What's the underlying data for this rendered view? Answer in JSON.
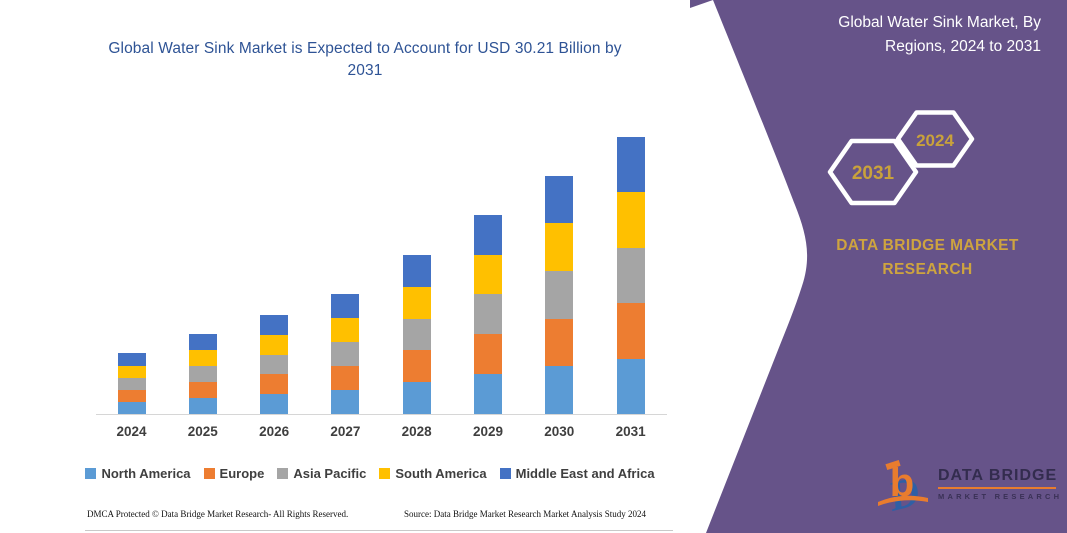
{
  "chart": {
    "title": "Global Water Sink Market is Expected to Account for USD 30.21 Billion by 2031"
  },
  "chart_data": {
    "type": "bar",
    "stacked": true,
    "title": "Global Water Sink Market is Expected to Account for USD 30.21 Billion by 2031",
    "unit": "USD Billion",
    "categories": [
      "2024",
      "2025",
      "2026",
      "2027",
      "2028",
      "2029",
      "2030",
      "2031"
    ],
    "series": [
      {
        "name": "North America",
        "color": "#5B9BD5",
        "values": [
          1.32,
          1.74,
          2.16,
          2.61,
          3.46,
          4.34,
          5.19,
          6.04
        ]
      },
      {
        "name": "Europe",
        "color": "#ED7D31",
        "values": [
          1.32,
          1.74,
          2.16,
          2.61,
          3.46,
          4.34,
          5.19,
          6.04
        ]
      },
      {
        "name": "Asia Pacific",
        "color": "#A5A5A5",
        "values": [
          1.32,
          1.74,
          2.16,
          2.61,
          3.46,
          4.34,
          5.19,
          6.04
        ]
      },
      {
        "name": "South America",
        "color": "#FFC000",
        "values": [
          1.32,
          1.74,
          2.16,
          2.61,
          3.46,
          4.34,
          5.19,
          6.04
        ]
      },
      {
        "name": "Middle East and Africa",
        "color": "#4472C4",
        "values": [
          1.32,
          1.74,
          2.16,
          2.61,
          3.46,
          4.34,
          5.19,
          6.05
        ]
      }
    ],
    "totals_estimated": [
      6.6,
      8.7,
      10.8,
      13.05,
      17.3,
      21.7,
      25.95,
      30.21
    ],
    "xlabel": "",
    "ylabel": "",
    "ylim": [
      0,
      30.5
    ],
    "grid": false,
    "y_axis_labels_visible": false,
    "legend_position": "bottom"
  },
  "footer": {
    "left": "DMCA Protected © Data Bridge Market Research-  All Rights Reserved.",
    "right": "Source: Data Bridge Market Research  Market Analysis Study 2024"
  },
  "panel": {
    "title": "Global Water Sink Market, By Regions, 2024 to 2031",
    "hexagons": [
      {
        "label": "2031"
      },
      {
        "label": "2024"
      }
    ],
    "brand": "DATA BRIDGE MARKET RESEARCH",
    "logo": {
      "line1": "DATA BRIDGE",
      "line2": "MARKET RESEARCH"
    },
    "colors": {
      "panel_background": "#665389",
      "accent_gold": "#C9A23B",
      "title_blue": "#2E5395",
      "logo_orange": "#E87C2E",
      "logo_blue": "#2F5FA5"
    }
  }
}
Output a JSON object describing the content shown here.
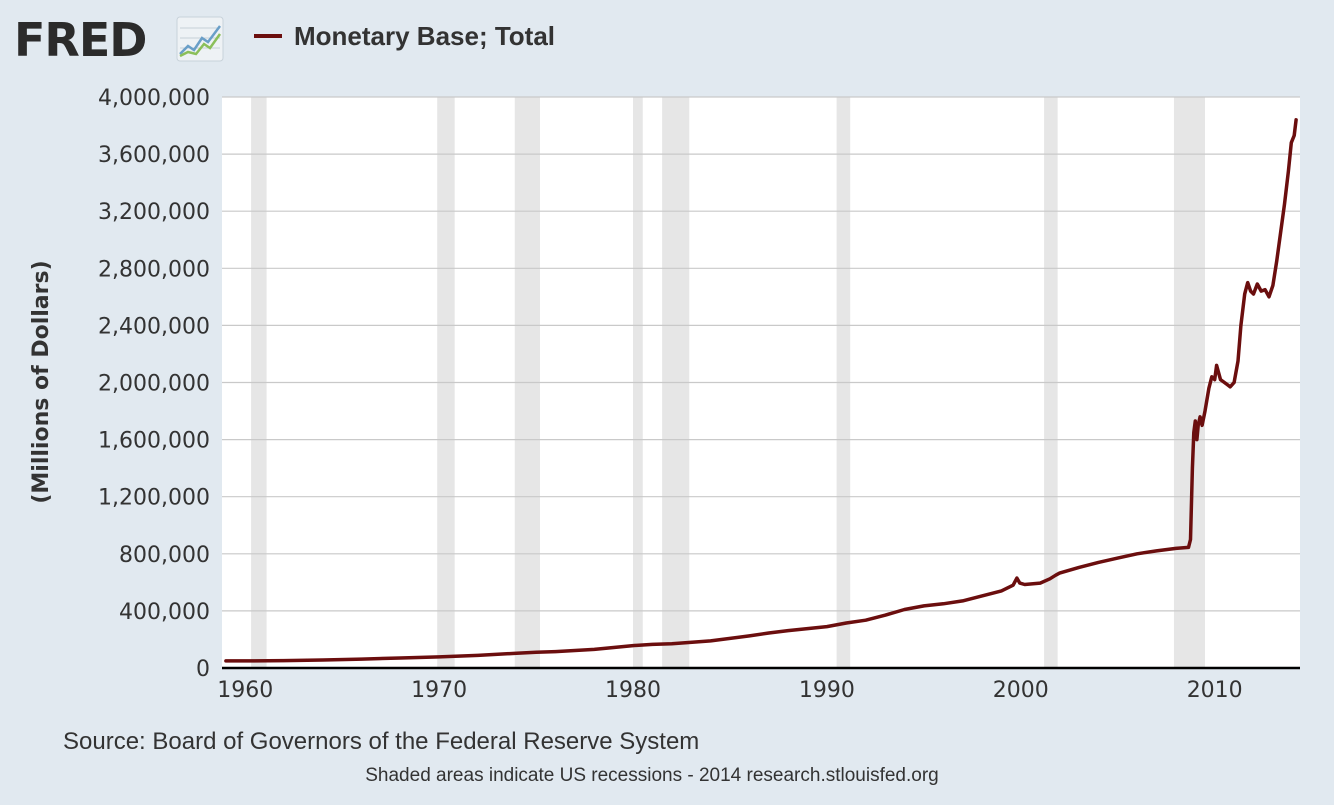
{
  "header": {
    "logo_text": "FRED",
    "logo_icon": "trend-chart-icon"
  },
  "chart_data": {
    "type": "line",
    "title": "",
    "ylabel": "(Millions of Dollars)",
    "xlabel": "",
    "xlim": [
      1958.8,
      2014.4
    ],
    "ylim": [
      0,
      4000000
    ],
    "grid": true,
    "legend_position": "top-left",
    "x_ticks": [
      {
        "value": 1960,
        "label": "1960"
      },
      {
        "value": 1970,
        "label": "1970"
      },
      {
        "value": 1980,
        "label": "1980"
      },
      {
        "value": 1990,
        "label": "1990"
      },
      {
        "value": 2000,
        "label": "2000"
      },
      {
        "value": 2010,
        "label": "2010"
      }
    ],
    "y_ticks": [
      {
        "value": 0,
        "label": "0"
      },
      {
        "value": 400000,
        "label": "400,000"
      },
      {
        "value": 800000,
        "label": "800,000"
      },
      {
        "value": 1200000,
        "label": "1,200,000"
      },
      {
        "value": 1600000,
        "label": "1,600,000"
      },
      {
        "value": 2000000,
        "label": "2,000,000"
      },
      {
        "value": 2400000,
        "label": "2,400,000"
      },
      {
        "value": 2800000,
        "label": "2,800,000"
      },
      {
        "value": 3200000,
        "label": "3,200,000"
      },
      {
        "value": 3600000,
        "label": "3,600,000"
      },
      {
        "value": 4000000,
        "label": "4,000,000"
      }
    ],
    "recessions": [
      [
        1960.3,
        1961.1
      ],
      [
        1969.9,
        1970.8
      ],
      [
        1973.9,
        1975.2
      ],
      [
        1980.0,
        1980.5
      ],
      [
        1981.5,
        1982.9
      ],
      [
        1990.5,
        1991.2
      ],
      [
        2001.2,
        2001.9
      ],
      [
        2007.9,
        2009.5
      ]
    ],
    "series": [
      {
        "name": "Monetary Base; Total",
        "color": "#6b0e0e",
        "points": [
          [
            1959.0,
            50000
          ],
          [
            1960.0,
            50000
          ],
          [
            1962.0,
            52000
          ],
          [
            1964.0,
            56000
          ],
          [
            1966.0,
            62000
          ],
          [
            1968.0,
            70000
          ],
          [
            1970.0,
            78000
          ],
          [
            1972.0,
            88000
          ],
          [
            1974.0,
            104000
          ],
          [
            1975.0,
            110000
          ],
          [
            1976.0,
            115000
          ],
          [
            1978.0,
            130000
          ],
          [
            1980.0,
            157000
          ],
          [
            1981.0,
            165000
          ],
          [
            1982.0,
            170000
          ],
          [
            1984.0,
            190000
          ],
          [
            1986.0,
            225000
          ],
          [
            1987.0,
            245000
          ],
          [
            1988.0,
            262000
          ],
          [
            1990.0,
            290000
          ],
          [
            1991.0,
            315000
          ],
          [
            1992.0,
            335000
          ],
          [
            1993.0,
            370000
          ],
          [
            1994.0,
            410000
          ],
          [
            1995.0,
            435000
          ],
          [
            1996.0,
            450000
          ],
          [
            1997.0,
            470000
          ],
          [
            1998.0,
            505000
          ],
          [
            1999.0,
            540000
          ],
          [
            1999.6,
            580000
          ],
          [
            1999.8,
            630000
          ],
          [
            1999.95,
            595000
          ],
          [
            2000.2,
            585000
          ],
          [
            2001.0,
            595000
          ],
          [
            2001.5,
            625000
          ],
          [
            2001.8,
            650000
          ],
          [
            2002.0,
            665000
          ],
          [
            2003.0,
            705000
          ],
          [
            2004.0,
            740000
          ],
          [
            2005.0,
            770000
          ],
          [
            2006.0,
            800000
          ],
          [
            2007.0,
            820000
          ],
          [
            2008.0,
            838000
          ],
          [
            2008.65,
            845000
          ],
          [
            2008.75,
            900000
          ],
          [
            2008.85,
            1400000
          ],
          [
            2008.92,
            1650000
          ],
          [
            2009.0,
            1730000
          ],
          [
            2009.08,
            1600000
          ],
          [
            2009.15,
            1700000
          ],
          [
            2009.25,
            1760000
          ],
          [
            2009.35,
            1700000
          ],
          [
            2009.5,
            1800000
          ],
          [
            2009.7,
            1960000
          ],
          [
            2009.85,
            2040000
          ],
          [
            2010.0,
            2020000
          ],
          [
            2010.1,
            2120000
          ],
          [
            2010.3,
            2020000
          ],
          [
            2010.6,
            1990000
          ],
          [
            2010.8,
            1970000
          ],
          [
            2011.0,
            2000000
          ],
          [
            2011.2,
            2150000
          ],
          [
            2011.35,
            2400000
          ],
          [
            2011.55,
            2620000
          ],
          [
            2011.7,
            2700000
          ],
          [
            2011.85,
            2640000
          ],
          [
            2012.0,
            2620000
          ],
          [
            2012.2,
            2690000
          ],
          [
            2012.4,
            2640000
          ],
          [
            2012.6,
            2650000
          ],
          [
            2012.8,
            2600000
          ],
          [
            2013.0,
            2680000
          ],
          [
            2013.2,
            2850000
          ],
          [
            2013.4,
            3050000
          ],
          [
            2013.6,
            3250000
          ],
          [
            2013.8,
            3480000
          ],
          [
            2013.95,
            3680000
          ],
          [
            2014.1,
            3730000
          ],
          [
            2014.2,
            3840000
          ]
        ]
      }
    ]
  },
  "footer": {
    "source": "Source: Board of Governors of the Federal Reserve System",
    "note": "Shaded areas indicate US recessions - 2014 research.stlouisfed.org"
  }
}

--------------------------------

Of all the lines in the listing above, how many contain the word "name"? Answer with the number alone.

6